● STATED PROBLEM 1
Render every line of the records below as a numbered list, skipping any blank lines.

##### SELECTION #####

My students have been working hard on their How-to writing.   I always enjoy reading students' how-to pieces.  Not only do I learn about the students as writers, but I gain more insight into their areas of expertise.  Sometimes, I am very surprised at the topics students choose. Today, I would like to share some tools my students used to organize their how-to writing.

This post shows you how my second graders get ready to write their how to books.

I introduced this unit with two great mentor texts.  I chose one fiction,  How to Babysit a Grandpa and one nonfiction, How to Swallow a Pig.  Both of these books were full of specific examples, providing students with models for their own writing.  When conferring with students about their how-to pieces, I like to keep these books on hand to refer to as needed.

Two great mentor texts for how-to writing.  These books are perfect to carry with you during writing conferences as students write their own how-to books.

How to Babysit a Grandpa makes for a very fun read aloud.  I love using it as a mentor text because it is full of specific details and examples.  Each page tells about an important aspect of babysitting a grandpa.  You can find opening sentences, transitions, and examples that are very specific to the topic. Here is one of my favorite pages.

How to Babysit a Grandpa - an excellent mentor text for writing how-to books.

I also like to use a nonfiction text for how-to writing.  How to Swallow a Pig is a great book for showing how different animals have unique knowledge in how to perform certain tasks.  This book is great for prompting students to find a unique skill that they can share details about with the class.  This page is a great example of step by step instructions for how a leaf cutter ant farms for its food.  I like how it provides an opening paragraph for each skill.

##### DATA ROWS #####

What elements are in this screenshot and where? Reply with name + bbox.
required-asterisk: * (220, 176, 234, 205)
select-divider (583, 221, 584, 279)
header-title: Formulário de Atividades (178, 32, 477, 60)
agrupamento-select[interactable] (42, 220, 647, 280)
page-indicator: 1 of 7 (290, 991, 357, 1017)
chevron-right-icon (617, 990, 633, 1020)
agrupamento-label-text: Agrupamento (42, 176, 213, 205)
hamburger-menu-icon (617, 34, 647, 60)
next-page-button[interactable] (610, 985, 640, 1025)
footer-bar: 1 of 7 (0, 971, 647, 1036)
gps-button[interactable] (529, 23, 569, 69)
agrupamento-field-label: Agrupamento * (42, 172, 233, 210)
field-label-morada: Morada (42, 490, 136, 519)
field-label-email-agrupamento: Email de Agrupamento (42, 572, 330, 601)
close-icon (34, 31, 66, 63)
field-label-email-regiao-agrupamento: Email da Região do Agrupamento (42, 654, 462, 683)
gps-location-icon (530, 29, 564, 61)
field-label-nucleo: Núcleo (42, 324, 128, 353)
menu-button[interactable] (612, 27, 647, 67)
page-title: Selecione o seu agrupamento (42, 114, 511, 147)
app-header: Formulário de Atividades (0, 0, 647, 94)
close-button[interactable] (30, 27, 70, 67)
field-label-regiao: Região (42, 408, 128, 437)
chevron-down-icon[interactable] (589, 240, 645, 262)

#####

● STATED PROBLEM 2
Extend the classroom post on how-to writing, picking up right after its final sentence.

● REPLY 1
1. What elements are in this screenshot and where? Reply with name + bbox.
2. required-asterisk: * (220, 176, 234, 205)
3. select-divider (583, 221, 584, 279)
4. header-title: Formulário de Atividades (178, 32, 477, 60)
5. agrupamento-select[interactable] (42, 220, 647, 280)
6. page-indicator: 1 of 7 (290, 991, 357, 1017)
7. chevron-right-icon (617, 990, 633, 1020)
8. agrupamento-label-text: Agrupamento (42, 176, 213, 205)
9. hamburger-menu-icon (617, 34, 647, 60)
10. next-page-button[interactable] (610, 985, 640, 1025)
11. footer-bar: 1 of 7 (0, 971, 647, 1036)
12. gps-button[interactable] (529, 23, 569, 69)
13. agrupamento-field-label: Agrupamento * (42, 172, 233, 210)
14. field-label-morada: Morada (42, 490, 136, 519)
15. field-label-email-agrupamento: Email de Agrupamento (42, 572, 330, 601)
16. close-icon (34, 31, 66, 63)
17. field-label-email-regiao-agrupamento: Email da Região do Agrupamento (42, 654, 462, 683)
18. gps-location-icon (530, 29, 564, 61)
19. field-label-nucleo: Núcleo (42, 324, 128, 353)
20. menu-button[interactable] (612, 27, 647, 67)
21. page-title: Selecione o seu agrupamento (42, 114, 511, 147)
22. app-header: Formulário de Atividades (0, 0, 647, 94)
23. close-button[interactable] (30, 27, 70, 67)
24. field-label-regiao: Região (42, 408, 128, 437)
25. chevron-down-icon[interactable] (589, 240, 645, 262)

● REPLY 2
*Bonus - You can learn a LOT of cool facts about different animals in this book!

How to Swallow a Pig - an excellent mentor text for writing how-to books.

After reading these books to students, I modeled how to brainstorm topics for their own How-to writing. We completed the organizer below with our areas of expertise.   I prompted students to think of ideas that were unique to them whenever possible.  We also discussed being specific (How to Steal a Base instead of How to Play Baseball).  You can download this organizer by clicking here or on the picture below.

Students use this free form to brainstorm areas of expertise prior to beginning their how-to books.

The next day, students brought their expert brainstorming sheet to the carpet.  I modeled how to select a topic and narrow it if needed.  I originally had "Taking care of a dog" on my expert sheet.  I explained to students how that was too broad.  I narrowed it down to how to feed a dog.

After narrowing my topic, I modeled how to use this graphic organizer to plan my writing.  I included details like making sure my dogs sits, looks at me, and waits for my command that it is okay for her to eat.  You can download this organizer here or by clicking on the picture below.

Students use this free form to brainstorm their steps prior to beginning their how-to books.

After they saw me model the process, students highlighted the topic from their expert organizer that they thought would work best.  Then they got to work on planning their own How-to writing.

We are now in the final stages of this writing project.  The organizer has been a great help during writing conferences throughout the writing process.  In the beginning, it helped students make sure they could choose an appropriate topic and identify steps.  Later, we referred to the organizer to talk about transitions and going step by step.  Next year, I plan on doing a little more modeling and conferencing with students prior to beginning drafts.  I think that will save me some time in the long run, especially with students who originally chose a topic that was too broad.

This post shares two great mentor texts and two free brainstorming forms for students to create their own how-to book.

Thank you!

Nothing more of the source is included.